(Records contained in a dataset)
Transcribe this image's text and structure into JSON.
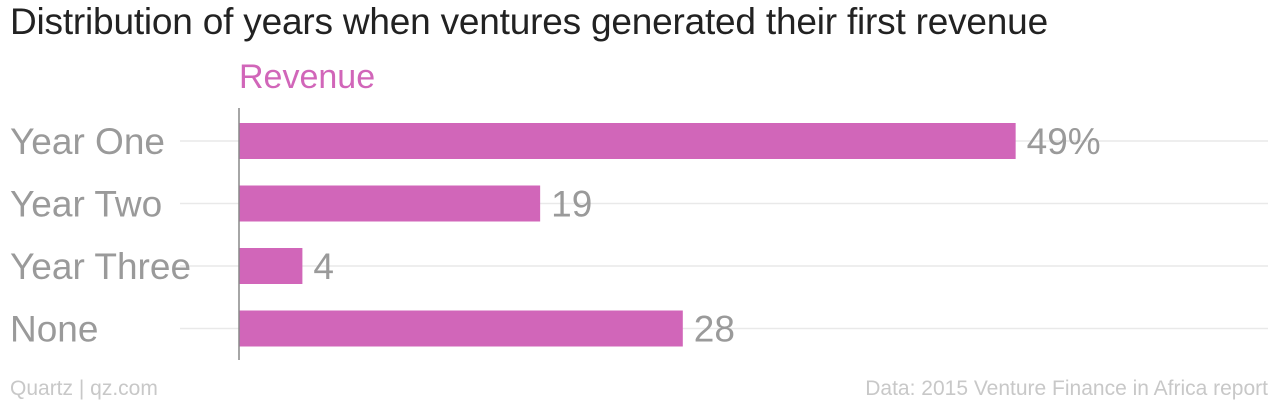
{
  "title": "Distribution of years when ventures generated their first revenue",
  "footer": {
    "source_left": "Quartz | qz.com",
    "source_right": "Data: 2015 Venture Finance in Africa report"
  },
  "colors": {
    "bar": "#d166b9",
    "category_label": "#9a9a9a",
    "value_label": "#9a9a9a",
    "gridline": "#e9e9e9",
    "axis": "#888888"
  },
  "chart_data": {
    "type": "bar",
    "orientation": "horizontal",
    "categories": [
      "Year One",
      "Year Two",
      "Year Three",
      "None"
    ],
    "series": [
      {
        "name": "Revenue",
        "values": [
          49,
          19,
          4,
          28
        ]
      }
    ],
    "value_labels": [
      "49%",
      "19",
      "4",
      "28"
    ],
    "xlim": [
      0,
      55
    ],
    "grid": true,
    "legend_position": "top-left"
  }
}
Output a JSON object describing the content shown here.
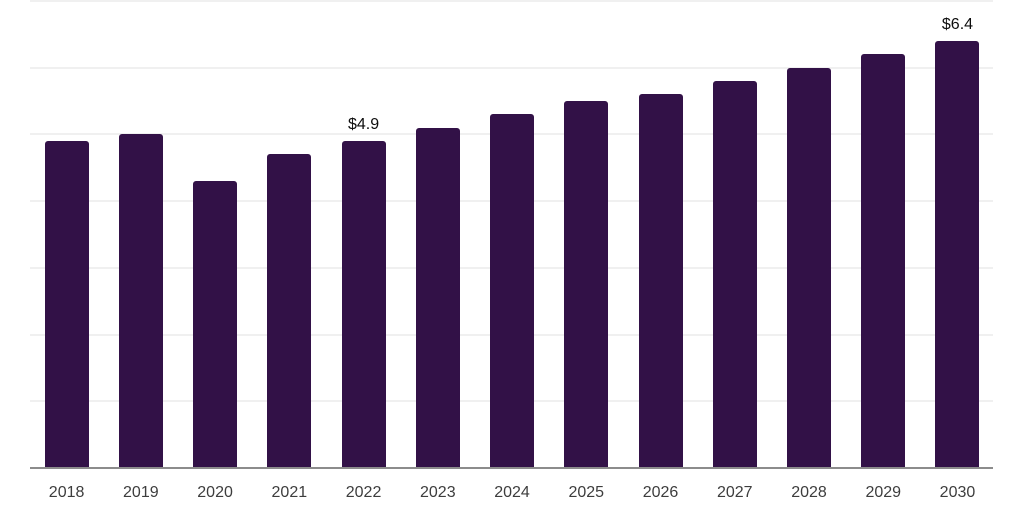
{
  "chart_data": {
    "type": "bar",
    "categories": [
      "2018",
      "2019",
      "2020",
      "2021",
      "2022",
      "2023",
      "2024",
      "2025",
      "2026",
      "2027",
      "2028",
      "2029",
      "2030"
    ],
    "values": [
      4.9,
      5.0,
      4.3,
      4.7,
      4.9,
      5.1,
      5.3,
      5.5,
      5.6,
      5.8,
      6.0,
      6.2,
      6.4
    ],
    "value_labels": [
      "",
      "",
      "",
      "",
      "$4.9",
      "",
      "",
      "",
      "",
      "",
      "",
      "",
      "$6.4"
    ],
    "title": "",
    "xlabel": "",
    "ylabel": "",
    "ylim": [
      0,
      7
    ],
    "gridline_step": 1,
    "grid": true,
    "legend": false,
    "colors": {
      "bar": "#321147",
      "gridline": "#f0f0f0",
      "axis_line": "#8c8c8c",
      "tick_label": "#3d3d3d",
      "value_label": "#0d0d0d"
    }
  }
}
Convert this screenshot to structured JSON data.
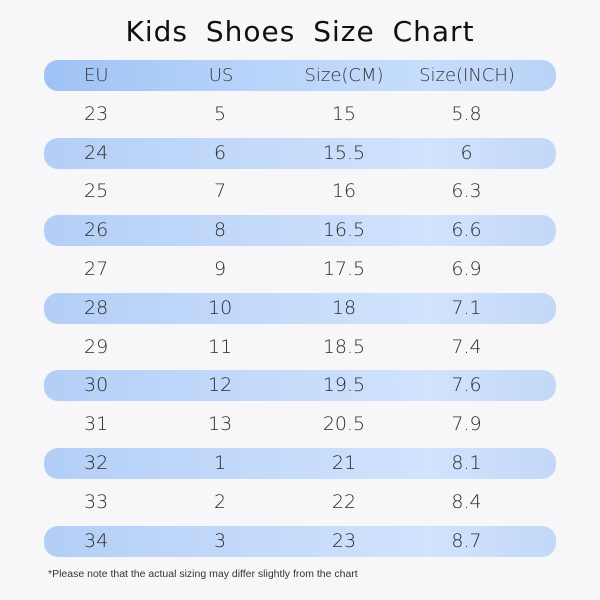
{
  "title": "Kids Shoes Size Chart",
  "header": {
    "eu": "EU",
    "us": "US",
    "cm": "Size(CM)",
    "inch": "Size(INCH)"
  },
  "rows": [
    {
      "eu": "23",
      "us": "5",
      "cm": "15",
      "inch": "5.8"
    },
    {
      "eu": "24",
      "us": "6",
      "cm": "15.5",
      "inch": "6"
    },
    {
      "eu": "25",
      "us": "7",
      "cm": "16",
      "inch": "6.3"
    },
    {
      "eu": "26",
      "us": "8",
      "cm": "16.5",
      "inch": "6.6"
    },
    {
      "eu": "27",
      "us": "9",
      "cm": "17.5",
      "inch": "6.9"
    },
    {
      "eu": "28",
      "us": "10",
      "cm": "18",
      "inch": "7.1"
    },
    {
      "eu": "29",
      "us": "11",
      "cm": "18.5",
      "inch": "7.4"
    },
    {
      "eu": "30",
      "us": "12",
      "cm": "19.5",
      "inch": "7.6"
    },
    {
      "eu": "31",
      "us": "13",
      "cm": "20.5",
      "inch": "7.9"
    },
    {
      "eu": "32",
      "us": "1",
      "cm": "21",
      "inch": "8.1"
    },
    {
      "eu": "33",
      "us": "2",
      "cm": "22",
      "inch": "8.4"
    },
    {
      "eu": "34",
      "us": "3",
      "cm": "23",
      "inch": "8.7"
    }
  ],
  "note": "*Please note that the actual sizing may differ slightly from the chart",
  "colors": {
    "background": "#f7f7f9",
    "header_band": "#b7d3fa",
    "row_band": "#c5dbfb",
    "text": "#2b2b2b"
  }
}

WHAT YOU HAVE TO DO: Across the entries, how many lines contain "text"? Reply with the number only.

EXERCISE RESULT: 2